#### What to produce
For every line in the records that has the word "called", make a copy.

### Supplied records

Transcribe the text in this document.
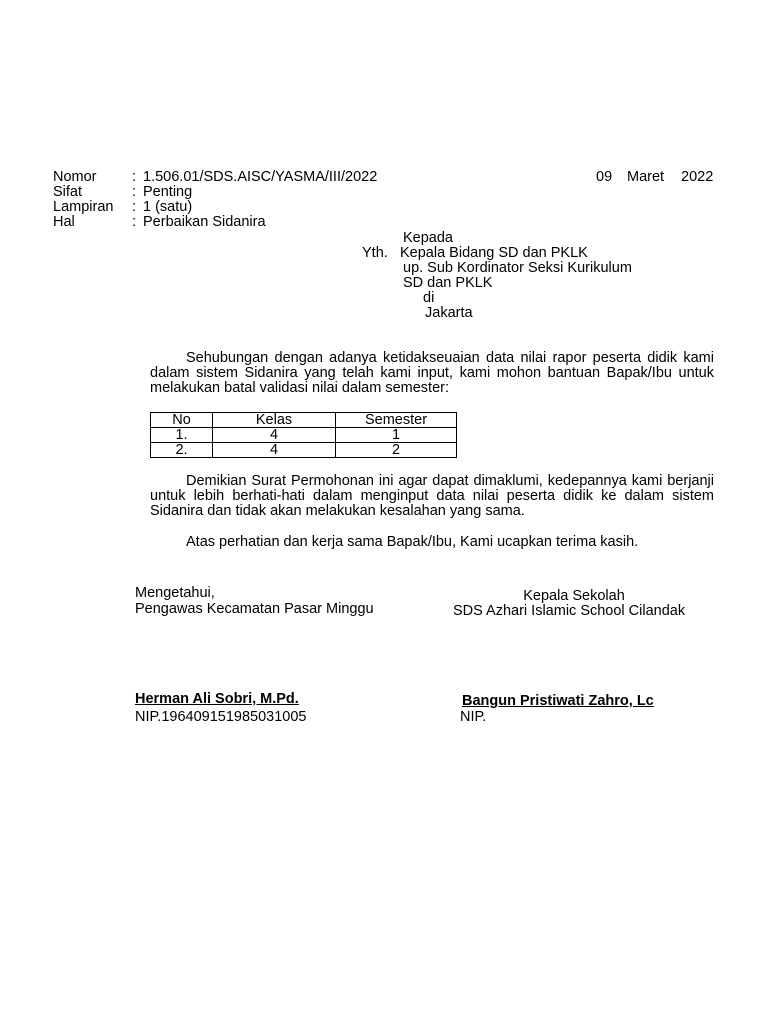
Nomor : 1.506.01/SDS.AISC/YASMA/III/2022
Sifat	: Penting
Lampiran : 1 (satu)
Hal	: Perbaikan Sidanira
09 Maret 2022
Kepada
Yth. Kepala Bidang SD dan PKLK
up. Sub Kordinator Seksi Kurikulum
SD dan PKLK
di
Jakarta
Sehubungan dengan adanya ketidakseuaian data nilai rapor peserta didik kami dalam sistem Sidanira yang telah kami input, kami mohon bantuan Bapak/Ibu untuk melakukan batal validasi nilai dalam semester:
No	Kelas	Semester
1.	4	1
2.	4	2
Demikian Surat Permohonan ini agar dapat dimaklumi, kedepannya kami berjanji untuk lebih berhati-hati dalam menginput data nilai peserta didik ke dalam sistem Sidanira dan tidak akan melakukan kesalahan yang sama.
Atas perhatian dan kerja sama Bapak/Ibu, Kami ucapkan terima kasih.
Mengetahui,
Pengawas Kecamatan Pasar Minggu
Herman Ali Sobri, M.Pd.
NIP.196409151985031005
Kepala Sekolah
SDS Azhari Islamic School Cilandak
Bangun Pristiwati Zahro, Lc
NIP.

######
### Supplied records

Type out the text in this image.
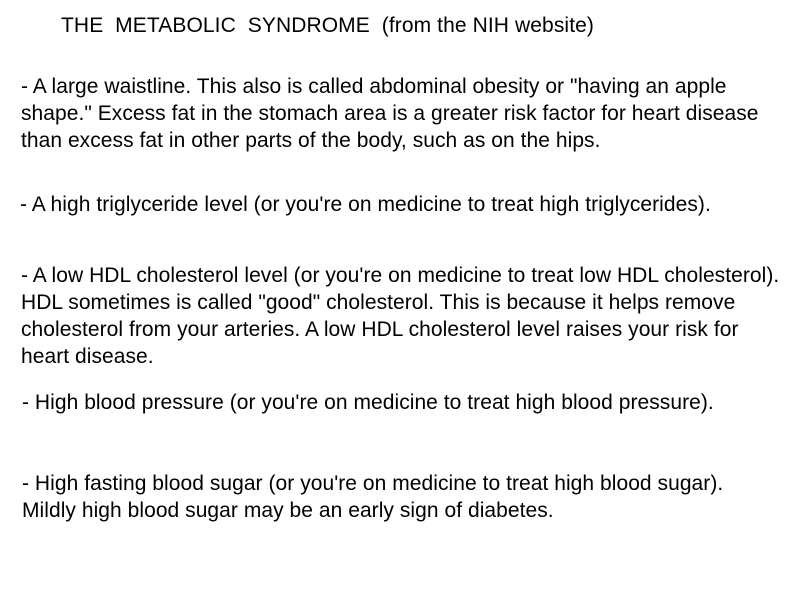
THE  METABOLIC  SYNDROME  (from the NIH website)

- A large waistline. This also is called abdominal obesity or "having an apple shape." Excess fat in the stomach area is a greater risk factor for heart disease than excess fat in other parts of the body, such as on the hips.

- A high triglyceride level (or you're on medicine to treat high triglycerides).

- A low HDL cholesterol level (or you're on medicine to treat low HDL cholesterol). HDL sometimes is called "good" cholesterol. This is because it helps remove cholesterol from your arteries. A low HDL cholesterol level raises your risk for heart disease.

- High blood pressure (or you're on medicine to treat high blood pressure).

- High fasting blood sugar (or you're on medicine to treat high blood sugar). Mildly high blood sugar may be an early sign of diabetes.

######
### Supplied records

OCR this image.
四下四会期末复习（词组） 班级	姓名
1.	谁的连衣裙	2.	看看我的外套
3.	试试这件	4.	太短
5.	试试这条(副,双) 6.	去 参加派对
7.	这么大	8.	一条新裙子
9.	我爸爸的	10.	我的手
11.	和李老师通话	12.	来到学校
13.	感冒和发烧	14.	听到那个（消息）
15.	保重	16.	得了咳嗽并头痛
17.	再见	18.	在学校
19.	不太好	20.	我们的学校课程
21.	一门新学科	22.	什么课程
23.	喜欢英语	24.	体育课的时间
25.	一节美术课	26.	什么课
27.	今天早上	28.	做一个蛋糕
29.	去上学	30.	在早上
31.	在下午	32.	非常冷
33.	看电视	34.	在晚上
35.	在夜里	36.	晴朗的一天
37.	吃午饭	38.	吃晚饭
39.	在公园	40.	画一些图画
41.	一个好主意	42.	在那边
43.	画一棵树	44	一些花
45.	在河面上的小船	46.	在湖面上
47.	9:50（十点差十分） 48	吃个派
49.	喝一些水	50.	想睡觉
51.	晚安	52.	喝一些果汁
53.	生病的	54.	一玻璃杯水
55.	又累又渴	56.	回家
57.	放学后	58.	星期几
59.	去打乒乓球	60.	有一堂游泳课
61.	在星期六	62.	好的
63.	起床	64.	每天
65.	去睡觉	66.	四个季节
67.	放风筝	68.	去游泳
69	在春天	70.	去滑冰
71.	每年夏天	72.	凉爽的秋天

######

#### Result
- A large waistline. This also is called abdominal obesity or "having an apple shape." Excess fat in the stomach area is a greater risk factor for heart disease than excess fat in other parts of the body, such as on the hips.
- A low HDL cholesterol level (or you're on medicine to treat low HDL cholesterol). HDL sometimes is called "good" cholesterol. This is because it helps remove cholesterol from your arteries. A low HDL cholesterol level raises your risk for heart disease.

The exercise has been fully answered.